>> START Data to process

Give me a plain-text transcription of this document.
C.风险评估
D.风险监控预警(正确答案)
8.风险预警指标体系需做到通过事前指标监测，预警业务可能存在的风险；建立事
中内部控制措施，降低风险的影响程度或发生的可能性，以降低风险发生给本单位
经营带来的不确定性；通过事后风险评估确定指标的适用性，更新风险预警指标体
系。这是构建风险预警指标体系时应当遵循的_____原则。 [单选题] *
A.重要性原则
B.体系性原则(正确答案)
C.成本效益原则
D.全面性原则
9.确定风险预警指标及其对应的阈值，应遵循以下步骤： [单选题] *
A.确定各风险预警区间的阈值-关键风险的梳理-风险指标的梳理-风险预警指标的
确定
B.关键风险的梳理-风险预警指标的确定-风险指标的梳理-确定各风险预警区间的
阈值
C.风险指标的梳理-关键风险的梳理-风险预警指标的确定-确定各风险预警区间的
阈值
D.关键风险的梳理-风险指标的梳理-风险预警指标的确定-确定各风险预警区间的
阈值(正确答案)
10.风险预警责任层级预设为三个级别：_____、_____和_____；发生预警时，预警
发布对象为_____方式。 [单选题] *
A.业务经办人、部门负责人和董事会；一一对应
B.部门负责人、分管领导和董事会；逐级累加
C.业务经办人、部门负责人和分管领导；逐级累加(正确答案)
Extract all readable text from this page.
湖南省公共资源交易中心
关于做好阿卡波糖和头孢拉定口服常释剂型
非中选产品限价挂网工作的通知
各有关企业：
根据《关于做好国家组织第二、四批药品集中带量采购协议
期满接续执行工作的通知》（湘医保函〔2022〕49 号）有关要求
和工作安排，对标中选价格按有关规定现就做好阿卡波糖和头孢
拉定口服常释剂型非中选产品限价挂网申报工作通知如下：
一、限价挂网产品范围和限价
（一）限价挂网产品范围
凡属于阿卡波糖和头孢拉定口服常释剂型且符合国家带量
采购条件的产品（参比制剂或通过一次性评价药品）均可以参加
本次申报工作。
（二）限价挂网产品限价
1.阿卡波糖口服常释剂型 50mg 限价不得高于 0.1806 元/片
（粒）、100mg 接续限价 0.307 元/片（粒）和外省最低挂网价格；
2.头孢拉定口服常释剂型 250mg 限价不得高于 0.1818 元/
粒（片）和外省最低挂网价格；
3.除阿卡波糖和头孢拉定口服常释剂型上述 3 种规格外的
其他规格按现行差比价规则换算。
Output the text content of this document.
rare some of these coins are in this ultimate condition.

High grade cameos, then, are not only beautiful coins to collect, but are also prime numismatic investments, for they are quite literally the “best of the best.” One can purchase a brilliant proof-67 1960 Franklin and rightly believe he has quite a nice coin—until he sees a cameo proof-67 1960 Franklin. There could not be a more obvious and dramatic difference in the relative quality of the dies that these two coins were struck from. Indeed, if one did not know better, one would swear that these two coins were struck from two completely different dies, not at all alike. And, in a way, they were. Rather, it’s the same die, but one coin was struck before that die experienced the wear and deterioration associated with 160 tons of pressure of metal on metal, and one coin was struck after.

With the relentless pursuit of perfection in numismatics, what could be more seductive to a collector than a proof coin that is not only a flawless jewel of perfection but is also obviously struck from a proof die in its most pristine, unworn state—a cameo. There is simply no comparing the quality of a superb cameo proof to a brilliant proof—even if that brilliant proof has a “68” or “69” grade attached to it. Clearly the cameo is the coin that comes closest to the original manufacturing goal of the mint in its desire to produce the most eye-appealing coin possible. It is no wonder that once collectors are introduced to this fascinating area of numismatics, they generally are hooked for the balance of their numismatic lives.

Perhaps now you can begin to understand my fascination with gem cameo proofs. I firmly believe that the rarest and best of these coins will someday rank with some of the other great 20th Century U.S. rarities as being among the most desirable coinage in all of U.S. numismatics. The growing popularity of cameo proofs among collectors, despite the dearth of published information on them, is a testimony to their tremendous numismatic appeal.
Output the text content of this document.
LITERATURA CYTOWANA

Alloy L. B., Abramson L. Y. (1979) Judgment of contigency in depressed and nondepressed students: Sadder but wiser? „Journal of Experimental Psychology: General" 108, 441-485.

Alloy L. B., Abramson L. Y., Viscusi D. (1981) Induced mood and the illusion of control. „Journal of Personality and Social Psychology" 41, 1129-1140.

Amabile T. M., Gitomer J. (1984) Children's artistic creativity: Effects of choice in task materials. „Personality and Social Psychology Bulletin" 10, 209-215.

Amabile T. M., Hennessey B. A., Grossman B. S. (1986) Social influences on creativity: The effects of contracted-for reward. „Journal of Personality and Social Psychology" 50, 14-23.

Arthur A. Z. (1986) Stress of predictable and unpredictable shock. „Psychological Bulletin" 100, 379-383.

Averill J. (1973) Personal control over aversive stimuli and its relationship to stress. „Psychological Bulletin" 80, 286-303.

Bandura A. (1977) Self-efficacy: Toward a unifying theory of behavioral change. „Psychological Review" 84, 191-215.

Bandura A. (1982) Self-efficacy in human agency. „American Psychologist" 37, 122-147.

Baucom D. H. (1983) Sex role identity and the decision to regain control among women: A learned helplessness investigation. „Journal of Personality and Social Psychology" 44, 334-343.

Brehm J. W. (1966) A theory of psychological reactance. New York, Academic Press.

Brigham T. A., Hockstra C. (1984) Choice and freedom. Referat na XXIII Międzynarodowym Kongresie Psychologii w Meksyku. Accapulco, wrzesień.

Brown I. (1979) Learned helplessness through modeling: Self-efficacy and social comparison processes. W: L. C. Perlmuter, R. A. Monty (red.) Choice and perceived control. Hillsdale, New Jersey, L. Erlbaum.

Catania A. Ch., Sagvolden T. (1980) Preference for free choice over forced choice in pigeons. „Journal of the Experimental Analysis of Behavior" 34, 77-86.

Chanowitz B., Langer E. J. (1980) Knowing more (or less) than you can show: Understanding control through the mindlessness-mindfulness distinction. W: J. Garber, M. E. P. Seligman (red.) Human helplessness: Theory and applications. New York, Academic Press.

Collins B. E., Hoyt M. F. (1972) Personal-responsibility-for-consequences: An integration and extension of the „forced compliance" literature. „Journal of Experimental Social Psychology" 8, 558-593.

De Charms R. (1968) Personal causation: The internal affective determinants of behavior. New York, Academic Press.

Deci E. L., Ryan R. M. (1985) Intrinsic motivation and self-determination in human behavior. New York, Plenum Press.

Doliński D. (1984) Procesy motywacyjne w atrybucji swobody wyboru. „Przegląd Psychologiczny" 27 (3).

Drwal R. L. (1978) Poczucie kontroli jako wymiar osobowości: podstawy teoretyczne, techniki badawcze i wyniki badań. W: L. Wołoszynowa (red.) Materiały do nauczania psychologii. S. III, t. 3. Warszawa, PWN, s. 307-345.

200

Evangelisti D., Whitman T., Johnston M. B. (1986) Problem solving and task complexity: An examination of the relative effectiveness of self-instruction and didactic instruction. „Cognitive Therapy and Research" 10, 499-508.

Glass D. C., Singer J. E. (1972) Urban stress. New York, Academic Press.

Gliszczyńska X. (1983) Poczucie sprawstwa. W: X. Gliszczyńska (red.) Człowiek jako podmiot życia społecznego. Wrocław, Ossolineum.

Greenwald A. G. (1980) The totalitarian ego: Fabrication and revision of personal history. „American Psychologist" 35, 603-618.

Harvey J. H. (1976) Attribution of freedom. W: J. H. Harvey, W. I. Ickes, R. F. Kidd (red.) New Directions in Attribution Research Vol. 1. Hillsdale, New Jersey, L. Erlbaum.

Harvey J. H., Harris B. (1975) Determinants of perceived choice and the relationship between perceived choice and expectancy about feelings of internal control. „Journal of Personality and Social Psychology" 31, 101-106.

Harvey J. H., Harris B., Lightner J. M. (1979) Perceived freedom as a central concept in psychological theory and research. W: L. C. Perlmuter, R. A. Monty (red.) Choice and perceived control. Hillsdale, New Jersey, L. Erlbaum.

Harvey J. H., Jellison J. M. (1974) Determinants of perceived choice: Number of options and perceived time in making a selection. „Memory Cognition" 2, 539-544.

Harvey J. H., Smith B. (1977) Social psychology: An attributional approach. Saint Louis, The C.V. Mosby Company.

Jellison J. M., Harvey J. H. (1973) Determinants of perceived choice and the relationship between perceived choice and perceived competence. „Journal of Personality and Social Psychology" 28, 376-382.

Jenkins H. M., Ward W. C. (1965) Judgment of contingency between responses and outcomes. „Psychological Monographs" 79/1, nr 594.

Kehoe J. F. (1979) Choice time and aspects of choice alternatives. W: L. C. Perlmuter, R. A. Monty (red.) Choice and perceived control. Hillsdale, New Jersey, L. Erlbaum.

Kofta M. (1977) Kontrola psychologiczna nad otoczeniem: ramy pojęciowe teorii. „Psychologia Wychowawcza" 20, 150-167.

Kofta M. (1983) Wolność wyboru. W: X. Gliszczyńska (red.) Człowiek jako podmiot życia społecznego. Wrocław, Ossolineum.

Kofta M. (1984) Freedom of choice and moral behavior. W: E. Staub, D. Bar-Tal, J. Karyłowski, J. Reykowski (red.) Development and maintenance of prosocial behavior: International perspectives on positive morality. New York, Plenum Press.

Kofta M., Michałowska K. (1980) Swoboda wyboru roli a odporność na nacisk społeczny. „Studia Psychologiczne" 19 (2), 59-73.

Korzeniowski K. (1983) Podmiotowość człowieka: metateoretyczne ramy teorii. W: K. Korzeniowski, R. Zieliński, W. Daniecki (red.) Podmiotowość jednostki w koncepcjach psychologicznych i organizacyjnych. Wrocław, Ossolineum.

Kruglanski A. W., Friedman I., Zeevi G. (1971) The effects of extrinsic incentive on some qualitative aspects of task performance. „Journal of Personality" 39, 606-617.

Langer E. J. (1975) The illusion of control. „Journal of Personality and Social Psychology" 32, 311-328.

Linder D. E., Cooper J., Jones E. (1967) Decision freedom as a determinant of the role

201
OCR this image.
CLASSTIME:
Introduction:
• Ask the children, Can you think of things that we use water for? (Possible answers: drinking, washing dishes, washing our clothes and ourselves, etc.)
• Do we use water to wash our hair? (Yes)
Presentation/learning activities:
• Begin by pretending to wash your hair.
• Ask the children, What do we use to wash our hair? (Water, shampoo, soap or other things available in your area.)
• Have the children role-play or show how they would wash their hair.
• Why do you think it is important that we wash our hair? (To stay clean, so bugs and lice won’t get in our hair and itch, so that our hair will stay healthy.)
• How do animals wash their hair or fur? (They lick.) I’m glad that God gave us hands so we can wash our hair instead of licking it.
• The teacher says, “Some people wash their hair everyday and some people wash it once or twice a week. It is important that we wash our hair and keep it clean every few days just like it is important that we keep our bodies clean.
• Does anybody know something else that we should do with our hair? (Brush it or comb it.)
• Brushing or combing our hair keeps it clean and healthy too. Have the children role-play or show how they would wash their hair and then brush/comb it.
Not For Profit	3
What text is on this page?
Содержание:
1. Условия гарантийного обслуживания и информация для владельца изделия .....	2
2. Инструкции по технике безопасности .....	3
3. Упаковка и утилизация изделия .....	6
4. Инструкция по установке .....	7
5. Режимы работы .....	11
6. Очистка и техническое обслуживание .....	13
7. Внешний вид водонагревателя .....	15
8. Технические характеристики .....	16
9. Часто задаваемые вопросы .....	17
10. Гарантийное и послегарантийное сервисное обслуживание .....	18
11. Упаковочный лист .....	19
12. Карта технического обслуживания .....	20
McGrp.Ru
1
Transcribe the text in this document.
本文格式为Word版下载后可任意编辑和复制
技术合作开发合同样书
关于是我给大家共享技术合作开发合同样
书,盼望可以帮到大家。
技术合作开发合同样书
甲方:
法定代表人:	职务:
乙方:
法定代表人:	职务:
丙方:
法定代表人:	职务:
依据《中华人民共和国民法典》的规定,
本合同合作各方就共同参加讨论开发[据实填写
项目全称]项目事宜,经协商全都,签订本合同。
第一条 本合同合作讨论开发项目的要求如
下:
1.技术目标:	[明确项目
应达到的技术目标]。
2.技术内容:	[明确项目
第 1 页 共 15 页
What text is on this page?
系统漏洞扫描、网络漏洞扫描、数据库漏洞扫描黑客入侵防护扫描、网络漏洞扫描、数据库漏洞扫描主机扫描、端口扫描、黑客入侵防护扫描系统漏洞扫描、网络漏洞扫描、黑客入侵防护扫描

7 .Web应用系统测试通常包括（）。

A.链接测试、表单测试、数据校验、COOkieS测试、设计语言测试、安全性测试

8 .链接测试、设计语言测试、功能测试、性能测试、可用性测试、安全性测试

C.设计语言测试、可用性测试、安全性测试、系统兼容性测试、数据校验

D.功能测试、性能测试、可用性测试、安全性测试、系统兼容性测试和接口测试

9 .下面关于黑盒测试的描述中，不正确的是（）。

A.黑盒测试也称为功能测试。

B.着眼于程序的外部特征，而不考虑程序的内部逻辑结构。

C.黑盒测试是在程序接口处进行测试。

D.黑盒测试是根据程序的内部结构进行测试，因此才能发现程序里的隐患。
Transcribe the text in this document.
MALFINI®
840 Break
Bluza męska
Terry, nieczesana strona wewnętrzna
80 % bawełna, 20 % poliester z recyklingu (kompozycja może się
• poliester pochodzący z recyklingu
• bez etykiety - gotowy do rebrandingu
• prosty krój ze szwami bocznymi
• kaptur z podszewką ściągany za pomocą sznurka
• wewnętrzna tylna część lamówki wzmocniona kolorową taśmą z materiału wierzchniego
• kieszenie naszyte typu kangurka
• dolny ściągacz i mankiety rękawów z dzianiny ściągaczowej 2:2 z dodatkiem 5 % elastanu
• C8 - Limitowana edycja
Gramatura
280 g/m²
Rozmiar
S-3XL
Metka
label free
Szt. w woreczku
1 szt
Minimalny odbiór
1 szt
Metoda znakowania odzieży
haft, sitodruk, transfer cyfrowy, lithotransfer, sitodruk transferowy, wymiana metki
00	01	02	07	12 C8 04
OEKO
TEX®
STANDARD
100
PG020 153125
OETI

>> END Data to process

Pull out all lines from the entries above that include the word "społecznego".

Gliszczyńska X. (1983) Poczucie sprawstwa. W: X. Gliszczyńska (red.) Człowiek jako podmiot życia społecznego. Wrocław, Ossolineum.
Kofta M. (1983) Wolność wyboru. W: X. Gliszczyńska (red.) Człowiek jako podmiot życia społecznego. Wrocław, Ossolineum.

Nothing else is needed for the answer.